(Stored entries)
## start

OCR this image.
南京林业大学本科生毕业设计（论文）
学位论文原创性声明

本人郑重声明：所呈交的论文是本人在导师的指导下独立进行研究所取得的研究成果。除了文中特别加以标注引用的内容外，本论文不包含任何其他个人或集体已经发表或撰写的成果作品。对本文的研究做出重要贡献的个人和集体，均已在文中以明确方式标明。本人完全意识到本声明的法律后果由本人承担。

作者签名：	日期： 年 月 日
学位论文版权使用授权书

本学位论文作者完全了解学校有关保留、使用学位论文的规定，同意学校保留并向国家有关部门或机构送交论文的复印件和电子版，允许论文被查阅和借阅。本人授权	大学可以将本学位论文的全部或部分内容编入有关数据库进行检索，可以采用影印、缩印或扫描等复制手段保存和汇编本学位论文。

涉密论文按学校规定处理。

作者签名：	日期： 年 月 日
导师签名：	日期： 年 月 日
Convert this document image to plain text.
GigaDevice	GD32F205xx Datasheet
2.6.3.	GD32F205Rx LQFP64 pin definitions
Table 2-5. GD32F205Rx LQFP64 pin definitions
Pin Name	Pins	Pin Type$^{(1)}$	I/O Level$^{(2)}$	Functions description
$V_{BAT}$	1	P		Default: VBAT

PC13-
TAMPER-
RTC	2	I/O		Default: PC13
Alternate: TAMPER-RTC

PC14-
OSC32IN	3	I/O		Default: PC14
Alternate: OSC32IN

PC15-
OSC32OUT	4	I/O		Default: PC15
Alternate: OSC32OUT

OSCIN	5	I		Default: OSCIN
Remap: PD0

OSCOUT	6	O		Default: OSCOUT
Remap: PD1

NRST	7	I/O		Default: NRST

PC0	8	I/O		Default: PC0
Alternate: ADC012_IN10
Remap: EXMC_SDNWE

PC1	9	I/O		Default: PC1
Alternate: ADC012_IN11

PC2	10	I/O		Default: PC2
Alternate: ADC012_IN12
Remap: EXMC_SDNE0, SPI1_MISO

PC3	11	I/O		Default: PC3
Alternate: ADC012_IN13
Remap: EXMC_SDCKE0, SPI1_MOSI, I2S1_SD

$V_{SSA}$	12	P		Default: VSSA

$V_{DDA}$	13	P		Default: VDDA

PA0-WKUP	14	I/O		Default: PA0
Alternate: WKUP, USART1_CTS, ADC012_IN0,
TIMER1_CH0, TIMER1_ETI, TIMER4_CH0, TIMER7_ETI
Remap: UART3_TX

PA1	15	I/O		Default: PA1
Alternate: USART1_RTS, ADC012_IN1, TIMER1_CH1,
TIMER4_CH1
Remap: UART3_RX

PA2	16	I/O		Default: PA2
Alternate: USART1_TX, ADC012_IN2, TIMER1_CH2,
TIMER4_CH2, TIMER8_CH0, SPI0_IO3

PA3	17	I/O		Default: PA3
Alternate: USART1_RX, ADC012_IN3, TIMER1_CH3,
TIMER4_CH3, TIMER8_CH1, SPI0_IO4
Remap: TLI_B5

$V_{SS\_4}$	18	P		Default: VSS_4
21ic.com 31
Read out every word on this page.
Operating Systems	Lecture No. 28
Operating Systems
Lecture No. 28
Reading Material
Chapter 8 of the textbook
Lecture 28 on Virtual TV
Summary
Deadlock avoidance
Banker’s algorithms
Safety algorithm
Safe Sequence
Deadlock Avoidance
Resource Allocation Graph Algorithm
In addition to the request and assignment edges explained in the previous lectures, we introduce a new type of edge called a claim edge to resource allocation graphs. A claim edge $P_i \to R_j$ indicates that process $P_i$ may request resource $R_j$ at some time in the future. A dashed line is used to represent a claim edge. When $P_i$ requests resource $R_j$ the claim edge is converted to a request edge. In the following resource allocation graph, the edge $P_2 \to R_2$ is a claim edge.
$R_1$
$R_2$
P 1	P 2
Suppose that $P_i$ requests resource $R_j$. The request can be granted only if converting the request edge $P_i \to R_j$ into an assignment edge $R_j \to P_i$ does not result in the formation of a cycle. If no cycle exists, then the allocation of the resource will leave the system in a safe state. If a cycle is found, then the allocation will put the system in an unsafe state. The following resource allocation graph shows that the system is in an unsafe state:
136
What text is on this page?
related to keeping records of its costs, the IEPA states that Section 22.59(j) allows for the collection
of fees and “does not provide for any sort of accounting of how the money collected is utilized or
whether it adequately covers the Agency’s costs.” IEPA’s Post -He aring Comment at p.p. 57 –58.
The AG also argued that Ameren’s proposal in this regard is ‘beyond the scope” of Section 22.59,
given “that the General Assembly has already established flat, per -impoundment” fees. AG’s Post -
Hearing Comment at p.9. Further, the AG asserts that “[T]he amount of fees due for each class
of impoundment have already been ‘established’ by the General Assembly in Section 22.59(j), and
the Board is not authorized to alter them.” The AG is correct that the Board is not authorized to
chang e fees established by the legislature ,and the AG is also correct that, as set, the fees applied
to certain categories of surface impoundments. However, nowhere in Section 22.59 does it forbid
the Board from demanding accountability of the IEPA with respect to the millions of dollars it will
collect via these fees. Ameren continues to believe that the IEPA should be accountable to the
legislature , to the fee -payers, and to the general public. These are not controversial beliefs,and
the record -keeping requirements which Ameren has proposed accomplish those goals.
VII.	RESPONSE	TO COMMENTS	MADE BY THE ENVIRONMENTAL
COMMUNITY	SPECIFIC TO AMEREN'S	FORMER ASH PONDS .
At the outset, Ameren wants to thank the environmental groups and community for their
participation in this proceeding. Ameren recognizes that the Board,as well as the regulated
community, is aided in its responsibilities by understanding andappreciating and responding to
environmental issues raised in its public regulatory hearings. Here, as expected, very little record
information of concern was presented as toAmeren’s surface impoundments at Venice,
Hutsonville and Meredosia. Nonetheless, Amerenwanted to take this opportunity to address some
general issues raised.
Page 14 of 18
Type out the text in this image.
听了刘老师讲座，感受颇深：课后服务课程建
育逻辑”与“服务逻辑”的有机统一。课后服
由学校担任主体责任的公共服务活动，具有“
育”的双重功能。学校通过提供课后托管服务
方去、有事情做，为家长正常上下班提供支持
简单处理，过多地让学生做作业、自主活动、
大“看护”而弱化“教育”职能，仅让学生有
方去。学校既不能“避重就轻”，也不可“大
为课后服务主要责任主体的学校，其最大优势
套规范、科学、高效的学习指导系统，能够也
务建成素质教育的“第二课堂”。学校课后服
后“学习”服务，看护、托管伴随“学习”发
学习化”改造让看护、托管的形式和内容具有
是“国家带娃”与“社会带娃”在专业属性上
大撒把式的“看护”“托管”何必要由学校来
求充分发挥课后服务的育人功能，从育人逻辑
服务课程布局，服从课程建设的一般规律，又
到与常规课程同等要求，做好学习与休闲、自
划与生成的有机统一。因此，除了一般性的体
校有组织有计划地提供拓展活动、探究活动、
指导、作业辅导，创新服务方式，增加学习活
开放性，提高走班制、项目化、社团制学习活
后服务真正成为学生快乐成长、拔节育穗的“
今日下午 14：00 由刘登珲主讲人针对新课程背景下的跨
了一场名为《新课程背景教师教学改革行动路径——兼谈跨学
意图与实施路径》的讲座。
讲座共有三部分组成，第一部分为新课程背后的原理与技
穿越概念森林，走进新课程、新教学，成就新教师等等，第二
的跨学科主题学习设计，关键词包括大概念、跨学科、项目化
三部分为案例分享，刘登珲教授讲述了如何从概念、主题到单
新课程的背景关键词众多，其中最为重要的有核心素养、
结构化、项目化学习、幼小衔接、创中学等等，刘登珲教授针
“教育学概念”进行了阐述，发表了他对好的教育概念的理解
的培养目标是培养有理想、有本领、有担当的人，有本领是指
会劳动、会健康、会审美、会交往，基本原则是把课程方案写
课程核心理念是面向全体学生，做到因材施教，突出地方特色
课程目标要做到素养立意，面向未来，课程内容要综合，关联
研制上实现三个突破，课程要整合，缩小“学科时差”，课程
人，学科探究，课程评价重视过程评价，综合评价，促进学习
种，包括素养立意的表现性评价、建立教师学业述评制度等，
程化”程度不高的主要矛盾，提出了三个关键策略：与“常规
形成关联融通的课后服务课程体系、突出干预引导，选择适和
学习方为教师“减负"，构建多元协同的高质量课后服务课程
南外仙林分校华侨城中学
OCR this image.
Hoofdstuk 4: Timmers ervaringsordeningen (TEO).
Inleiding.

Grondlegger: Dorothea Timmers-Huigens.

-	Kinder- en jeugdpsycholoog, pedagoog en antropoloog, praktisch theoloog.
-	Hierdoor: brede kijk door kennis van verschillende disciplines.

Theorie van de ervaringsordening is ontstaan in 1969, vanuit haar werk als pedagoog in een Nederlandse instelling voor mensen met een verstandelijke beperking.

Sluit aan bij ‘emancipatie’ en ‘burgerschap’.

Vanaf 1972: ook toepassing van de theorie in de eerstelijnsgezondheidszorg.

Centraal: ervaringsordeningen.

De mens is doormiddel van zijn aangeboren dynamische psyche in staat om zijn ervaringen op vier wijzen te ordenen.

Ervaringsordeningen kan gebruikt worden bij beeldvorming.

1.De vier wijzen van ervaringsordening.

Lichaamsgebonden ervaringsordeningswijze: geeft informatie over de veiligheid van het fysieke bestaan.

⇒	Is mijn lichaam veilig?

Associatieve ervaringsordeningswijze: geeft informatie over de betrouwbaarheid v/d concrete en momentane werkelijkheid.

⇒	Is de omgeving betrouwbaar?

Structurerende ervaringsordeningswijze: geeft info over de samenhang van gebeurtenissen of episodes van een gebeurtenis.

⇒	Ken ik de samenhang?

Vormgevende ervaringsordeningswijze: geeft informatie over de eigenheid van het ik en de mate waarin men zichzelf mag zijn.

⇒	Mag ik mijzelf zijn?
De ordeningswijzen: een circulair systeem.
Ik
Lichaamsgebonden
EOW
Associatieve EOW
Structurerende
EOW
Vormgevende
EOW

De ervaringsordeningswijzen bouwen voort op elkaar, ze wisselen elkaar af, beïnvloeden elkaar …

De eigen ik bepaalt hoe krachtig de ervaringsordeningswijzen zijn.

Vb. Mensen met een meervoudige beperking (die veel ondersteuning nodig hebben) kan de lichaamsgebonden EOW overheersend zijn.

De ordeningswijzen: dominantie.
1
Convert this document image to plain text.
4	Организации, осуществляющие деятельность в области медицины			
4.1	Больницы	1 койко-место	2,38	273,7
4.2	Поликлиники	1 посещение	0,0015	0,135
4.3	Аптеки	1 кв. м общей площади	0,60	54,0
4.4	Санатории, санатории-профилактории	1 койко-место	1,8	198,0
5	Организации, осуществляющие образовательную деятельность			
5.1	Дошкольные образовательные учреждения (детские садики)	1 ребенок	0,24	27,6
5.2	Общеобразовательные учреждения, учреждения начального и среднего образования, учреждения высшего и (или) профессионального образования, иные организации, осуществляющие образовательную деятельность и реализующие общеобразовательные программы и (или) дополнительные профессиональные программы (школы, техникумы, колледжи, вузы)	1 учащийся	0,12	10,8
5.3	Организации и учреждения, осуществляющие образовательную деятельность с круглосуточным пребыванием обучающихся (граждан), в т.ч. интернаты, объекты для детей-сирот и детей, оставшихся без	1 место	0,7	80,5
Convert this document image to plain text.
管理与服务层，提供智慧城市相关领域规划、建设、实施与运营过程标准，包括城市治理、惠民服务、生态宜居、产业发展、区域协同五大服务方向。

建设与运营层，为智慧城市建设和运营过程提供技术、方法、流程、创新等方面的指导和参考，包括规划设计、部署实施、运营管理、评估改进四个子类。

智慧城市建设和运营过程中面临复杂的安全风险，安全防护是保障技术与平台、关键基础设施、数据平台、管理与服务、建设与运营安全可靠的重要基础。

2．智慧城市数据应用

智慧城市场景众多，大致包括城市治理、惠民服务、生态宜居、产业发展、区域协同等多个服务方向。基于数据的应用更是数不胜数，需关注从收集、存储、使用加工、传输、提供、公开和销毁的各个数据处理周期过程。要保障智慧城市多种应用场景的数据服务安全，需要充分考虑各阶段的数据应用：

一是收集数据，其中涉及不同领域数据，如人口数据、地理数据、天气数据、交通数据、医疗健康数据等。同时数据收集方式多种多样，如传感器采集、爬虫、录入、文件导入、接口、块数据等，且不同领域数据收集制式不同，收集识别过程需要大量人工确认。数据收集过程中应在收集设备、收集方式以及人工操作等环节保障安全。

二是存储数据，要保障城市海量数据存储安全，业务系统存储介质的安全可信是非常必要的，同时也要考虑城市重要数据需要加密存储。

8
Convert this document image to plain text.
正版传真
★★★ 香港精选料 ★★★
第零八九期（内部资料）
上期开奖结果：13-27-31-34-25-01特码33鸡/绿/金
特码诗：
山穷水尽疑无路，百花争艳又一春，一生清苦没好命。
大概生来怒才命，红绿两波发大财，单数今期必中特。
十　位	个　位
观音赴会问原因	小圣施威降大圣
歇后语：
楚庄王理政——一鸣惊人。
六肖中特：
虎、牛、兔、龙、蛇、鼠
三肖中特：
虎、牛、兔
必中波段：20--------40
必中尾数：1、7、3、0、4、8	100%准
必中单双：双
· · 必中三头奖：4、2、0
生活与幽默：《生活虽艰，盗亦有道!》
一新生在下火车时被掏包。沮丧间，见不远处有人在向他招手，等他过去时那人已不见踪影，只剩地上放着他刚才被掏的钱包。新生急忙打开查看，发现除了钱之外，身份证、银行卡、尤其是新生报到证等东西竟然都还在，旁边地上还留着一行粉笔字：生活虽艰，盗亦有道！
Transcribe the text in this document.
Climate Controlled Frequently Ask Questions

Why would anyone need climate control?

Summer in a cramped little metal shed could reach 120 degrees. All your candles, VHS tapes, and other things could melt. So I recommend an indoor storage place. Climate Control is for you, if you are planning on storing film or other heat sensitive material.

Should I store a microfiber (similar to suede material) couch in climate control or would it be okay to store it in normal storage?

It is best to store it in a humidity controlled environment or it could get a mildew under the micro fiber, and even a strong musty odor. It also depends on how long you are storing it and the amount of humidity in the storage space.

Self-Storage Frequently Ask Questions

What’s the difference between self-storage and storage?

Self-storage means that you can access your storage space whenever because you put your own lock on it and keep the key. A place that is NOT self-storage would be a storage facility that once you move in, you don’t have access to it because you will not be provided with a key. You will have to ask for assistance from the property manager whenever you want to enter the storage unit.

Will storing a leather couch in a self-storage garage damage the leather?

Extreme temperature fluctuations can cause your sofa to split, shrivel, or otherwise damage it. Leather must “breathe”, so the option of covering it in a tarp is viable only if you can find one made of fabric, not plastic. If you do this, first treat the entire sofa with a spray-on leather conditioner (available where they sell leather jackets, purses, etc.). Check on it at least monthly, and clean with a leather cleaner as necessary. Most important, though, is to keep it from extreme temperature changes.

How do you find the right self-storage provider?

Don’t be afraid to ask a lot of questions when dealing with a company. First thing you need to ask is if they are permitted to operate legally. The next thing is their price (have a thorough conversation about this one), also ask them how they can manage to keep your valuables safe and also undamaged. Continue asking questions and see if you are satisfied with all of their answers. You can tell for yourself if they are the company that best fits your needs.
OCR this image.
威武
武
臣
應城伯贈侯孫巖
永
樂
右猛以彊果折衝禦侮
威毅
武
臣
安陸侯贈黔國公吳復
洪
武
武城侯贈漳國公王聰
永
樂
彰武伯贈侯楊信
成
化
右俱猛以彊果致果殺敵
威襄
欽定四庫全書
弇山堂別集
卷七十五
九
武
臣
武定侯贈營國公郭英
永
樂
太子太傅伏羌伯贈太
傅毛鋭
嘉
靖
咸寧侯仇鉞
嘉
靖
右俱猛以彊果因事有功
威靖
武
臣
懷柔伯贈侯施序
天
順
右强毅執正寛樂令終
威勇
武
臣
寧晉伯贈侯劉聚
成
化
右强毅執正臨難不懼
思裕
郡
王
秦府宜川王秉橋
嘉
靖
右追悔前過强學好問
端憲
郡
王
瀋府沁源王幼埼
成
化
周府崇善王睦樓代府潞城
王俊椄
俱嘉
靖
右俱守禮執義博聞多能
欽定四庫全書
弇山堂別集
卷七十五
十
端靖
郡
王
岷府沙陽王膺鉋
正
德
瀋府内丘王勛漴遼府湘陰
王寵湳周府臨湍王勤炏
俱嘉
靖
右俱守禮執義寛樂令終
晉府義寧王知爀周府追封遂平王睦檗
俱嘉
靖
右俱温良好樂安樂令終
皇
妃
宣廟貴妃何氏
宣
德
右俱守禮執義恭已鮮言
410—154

## end

Count every line bearing the word "keeping"; report the total only.

2